» EXERCISE INSTRUCTIONS
**A)** Translate this sentence from the text on prototyping a deep learning network on an FPGA into Spanish: "Let’s say that this is inspecting a production line, so we need to use a high-speed camera, processing at 120 frames per second."
**B)** From the text on prototyping a deep learning network on an FPGA, return the part that opens with the words containing "Let’s say that" and closes with "our MATLAB algorithm.", copied exactly.
**C)** Decide whether each statement agrees with the text on prototyping a deep learning network on an FPGA. Answer yes or no for each, and quote the words from the text that settle it.
(i) The first convolutional layer of AlexNet has 96 filters of 11x11x3.
(ii) The inspection example uses a camera processing at 60 frames per second.
(iii) After compiling, the network parameters require 140 megabytes.

━━━━━ PASSAGE PROVIDED ━━━━━

Prototype and Adjust a Deep Learning Network on FPGA
Deep learning inferencing is so computationally intensive that using it in FPGA-based applications often requires significant customization of the hardware architecture and the deep learning network itself. Being able to iterate during early exploration is vital to converging on your goals during implementation.
Deep Learning HDL Toolbox™ works closely with Deep Learning Toolbox™ within MATLAB® to let deep learning practitioners and hardware designers prototype and make large-scale changes to meet system requirements. This video shows how to:
- Prototype a pretrained industrial defect detection network on an FPGA
- Analyze network performance running on the FPGA
- Adjust the network design and quickly prototype to see the results
- Quantize the network and parameters to int8 data types
Published: 2 Sep 2020
FPGAs are popular devices for deep learning inferencing in edge applications because programming custom hardware delivers speed and power efficiency. But implementing deep learning on fixed hardware resources is challenging.
If you look at a simple network like AlexNet, in just the first convolutional layer, there are 96 filters of 11x11x3. Single-precision data is 32-bits, so that’s 140k of RAM for the filter parameters. But now as those filters stride across the image, each one is a matrix multiply-accumulate – so that’s 105 million floating-point operations. These multiply-accumulates map to specialized resources on FPGAs, but even high-end devices only have a few thousand of those. And those filter parameters really add up as you go deeper in the network.
Deep Learning HDL Toolbox comes with a generic deep learning processor that’s architected to time-multiplex convolution layers so you can target a wide variety of networks to an FPGA. But activations and parameters need to be shuttled into and out of memory, which adds latency, and the calculations themselves add latency.
To illustrate, this example inspects nuts and bolts for defects, classifying them using a trained AlexNet network. The pre-processing resizes and selects a region of interest, then uses the network to classify whether the part is defective or ok, then the post-processing annotates the result.
Let’s say that this is inspecting a production line, so we need to use a high-speed camera, processing at 120 frames per second.
We can add our 5 lines of MATLAB code to prototype it running on an FPGA from within our MATLAB algorithm.
Note that after compilating, the parameters require 140 megabytes – we will come back to that later. After deploying and running, the results look good, but the profile shows that there’s too much latency to keep up with the incoming frame rate.
If the system requirements are such that we can’t drop frames, we need to make some major changes, which is going to take some collaboration between the designers of the deep learning network and the processor.
The first thing we can look at is the network design. Each of those layers adds latency to the network. If for instance the deep learning engineer can get assurance from the system architect that all the images will be as simple as the ones in the test set, then they can remove some of the convolutional layers in the latter part of the network. This results in a new custom network almost half the size of the original AlexNet. We re-trained this new network and confirmed that there was not much drop in accuracy.

━━━━━ STORED DATA ━━━━━

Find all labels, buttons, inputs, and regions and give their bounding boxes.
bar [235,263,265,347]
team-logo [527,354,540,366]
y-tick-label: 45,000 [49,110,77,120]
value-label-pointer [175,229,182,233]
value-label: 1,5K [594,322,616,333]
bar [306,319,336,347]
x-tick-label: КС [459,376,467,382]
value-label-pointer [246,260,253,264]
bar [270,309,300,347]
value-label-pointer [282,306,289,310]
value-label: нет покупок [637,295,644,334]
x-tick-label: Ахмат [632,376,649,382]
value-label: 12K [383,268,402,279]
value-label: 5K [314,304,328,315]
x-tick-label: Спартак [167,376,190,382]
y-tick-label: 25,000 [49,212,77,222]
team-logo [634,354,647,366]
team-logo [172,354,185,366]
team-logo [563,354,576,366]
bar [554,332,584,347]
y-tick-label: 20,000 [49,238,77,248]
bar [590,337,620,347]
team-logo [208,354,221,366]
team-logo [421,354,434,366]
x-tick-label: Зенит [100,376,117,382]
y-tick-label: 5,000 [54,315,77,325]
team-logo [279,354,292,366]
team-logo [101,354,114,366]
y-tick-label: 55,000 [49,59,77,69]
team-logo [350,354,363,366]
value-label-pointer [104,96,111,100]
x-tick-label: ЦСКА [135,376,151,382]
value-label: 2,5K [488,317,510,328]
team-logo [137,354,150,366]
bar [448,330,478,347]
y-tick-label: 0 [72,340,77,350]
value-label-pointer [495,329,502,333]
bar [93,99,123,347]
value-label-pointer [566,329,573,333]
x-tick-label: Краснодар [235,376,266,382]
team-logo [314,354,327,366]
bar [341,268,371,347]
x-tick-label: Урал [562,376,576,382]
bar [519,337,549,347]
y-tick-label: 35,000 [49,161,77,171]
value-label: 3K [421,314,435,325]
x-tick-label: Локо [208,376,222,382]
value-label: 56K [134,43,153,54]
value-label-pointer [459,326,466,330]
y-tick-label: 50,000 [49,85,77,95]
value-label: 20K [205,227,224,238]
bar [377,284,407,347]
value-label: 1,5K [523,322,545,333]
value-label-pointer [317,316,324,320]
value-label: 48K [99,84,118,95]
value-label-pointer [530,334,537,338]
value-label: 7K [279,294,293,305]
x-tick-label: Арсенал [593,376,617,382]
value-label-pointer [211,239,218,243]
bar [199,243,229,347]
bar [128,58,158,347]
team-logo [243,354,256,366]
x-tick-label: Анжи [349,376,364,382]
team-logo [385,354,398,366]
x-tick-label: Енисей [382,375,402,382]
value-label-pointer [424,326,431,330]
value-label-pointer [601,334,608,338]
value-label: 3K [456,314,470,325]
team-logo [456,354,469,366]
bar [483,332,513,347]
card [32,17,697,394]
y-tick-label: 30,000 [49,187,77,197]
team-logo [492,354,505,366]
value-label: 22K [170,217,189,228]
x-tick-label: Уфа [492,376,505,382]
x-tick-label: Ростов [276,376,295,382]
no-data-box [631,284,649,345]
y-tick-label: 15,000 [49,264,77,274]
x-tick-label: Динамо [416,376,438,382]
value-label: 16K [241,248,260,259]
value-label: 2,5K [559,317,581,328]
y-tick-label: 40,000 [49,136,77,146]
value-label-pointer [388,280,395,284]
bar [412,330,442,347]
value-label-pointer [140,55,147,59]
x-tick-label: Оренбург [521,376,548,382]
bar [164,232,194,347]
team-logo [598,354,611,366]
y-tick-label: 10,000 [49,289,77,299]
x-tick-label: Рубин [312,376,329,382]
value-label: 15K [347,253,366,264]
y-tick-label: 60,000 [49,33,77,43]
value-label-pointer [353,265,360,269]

━━━━━

» SOLUTIONS TO THE PROBLEMS
**A)** Supongamos que esto está inspeccionando una línea de producción, por lo que necesitamos usar una cámara de alta velocidad que procese a 120 fotogramas por segundo.

**B)**
Let’s say that this is inspecting a production line, so we need to use a high-speed camera, processing at 120 frames per second.
We can add our 5 lines of MATLAB code to prototype it running on an FPGA from within our MATLAB algorithm.

**C)**
(i) Yes: "there are 96 filters of 11x11x3"
(ii) No: "processing at 120 frames per second"
(iii) Yes: "the parameters require 140 megabytes"